━━━ DOCUMENT PASSAGE ━━━
A stranger event still occurred in Trinity College Dublin last Monday. Anti-Lisbon Treaty campaigner and right-leaning Declan Ganley agreed with radical Green Europhile and former German Foreign Minister Joschka Fischer that not only must Europe and the euro be saved, but strengthened. President Higgins's call for a fundamental debate on where we are going was another sign of epoch-making times.

And he went on to show just how much we need one. Like Fischer on Monday, the President blamed "unrestrained markets" and "capitalism", the philosophy of Friedrich Hayek, for the current global crisis. But as two strident examples of what market capitalism is not about, the decision of presidents Carter in 1977 and Clinton in 1999 to force US banks to lend sub-prime mortgages to those who could not afford them are hard to beat. And that intervention is the root cause of almost all that went wrong. Likewise, the failure of Democrat and Republican politicians, who received generous campaign donations from Fannie Mae, to rein in its reckless lending in the US housing market. Nor would Hayek have had any sympathy for Anglo Irish bondholders: the decision -- taken by politicians -- to foist their losses on the shoulders of taxpayers was the very opposite of free market principles he espoused. Sure, the Taoiseach was right to note that greed played a role in the crisis. But politically motivated governments distorting economies with interventionist policies played an even bigger one.

This matters: if our diagnosis is wrong, our solutions will be wrong too and the euro's collapse will be the result. That is a prospect so awful that it terrifies even the bitterest British Eurosceptic. As Fischer put it: "The British will face disaster because the City of London depends more on the euro than the pound. That's the dirty little secret of the British." Fischer also warned that the consequences for Ireland of rejecting a euro referendum would be "extreme". And there will be no second vote.
━━━ GIVEN RECORDS ━━━
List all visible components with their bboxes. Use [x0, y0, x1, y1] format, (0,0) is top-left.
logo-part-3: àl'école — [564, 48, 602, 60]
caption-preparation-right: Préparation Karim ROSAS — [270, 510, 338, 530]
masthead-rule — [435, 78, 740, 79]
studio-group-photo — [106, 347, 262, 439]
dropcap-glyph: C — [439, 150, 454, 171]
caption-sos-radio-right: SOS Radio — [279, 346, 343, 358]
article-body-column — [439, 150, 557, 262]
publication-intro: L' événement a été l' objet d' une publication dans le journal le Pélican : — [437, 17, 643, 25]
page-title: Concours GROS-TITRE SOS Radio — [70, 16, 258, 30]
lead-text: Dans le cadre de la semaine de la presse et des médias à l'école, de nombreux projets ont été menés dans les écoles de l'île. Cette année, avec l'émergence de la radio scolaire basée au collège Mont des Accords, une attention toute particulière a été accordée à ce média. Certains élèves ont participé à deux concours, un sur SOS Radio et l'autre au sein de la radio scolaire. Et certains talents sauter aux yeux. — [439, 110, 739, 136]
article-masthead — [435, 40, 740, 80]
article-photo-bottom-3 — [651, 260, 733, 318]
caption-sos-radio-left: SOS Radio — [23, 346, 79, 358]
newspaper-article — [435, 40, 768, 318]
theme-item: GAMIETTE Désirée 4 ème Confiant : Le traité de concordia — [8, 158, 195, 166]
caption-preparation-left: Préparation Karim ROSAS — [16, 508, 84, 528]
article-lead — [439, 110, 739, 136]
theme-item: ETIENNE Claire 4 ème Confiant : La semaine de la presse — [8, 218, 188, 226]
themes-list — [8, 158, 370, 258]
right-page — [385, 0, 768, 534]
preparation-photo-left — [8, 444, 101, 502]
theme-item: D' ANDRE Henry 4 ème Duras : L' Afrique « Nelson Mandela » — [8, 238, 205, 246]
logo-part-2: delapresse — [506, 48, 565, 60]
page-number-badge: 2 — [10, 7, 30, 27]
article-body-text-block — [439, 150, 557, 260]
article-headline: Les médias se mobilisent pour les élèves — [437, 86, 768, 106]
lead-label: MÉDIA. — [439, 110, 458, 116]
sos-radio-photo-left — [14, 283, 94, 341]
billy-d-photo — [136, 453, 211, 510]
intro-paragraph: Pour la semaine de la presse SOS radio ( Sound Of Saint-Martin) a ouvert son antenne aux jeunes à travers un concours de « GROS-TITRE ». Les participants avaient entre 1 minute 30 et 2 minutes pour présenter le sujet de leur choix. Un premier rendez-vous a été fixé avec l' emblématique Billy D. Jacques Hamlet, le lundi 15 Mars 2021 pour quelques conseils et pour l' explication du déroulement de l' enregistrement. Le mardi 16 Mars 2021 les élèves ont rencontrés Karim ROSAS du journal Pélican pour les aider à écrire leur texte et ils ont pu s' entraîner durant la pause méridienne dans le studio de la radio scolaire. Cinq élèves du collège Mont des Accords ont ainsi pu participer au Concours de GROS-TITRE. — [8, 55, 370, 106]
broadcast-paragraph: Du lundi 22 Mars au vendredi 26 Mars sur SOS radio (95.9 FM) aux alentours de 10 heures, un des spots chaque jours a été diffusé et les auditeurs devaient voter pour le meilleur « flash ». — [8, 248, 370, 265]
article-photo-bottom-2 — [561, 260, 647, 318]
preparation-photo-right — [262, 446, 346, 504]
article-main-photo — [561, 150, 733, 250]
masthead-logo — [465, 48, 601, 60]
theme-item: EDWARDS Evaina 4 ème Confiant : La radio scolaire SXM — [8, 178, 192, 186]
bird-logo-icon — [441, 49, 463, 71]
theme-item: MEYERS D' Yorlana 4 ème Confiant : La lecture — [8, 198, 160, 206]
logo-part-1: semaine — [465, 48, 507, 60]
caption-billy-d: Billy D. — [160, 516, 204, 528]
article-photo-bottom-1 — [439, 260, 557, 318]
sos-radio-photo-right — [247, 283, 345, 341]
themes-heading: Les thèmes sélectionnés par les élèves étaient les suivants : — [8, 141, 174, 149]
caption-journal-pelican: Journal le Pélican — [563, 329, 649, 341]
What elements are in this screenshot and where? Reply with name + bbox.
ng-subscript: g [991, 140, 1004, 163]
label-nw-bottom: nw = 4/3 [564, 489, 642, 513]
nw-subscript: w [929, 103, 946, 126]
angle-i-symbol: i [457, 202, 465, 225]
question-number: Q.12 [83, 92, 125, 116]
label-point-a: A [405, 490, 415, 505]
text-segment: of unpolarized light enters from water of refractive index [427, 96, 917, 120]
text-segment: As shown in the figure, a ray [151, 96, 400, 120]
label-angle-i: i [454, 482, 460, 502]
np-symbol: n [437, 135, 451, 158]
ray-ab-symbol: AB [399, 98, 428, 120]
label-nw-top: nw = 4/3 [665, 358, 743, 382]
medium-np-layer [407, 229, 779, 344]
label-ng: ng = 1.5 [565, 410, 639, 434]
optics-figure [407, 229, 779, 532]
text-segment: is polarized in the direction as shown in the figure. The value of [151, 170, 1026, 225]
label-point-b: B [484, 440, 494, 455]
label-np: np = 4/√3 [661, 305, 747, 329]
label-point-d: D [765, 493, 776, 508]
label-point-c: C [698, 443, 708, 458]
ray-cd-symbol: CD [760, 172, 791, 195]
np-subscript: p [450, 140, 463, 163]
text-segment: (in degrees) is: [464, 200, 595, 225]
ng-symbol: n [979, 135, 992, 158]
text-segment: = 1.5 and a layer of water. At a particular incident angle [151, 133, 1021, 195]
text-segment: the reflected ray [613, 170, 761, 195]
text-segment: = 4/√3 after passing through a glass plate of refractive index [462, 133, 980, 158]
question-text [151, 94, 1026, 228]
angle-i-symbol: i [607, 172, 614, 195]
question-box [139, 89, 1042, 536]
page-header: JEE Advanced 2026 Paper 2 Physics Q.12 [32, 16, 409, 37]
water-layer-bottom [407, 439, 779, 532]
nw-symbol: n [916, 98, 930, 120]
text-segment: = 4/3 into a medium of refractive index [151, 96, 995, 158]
━━━
- [PROBLEM]: Write out the whole of the opinion piece on the euro crisis above, word for word.

- [OUTPUT OF THE TASK]:
A stranger event still occurred in Trinity College Dublin last Monday. Anti-Lisbon Treaty campaigner and right-leaning Declan Ganley agreed with radical Green Europhile and former German Foreign Minister Joschka Fischer that not only must Europe and the euro be saved, but strengthened. President Higgins's call for a fundamental debate on where we are going was another sign of epoch-making times.

And he went on to show just how much we need one. Like Fischer on Monday, the President blamed "unrestrained markets" and "capitalism", the philosophy of Friedrich Hayek, for the current global crisis. But as two strident examples of what market capitalism is not about, the decision of presidents Carter in 1977 and Clinton in 1999 to force US banks to lend sub-prime mortgages to those who could not afford them are hard to beat. And that intervention is the root cause of almost all that went wrong. Likewise, the failure of Democrat and Republican politicians, who received generous campaign donations from Fannie Mae, to rein in its reckless lending in the US housing market. Nor would Hayek have had any sympathy for Anglo Irish bondholders: the decision -- taken by politicians -- to foist their losses on the shoulders of taxpayers was the very opposite of free market principles he espoused. Sure, the Taoiseach was right to note that greed played a role in the crisis. But politically motivated governments distorting economies with interventionist policies played an even bigger one.

This matters: if our diagnosis is wrong, our solutions will be wrong too and the euro's collapse will be the result. That is a prospect so awful that it terrifies even the bitterest British Eurosceptic. As Fischer put it: "The British will face disaster because the City of London depends more on the euro than the pound. That's the dirty little secret of the British." Fischer also warned that the consequences for Ireland of rejecting a euro referendum would be "extreme". And there will be no second vote.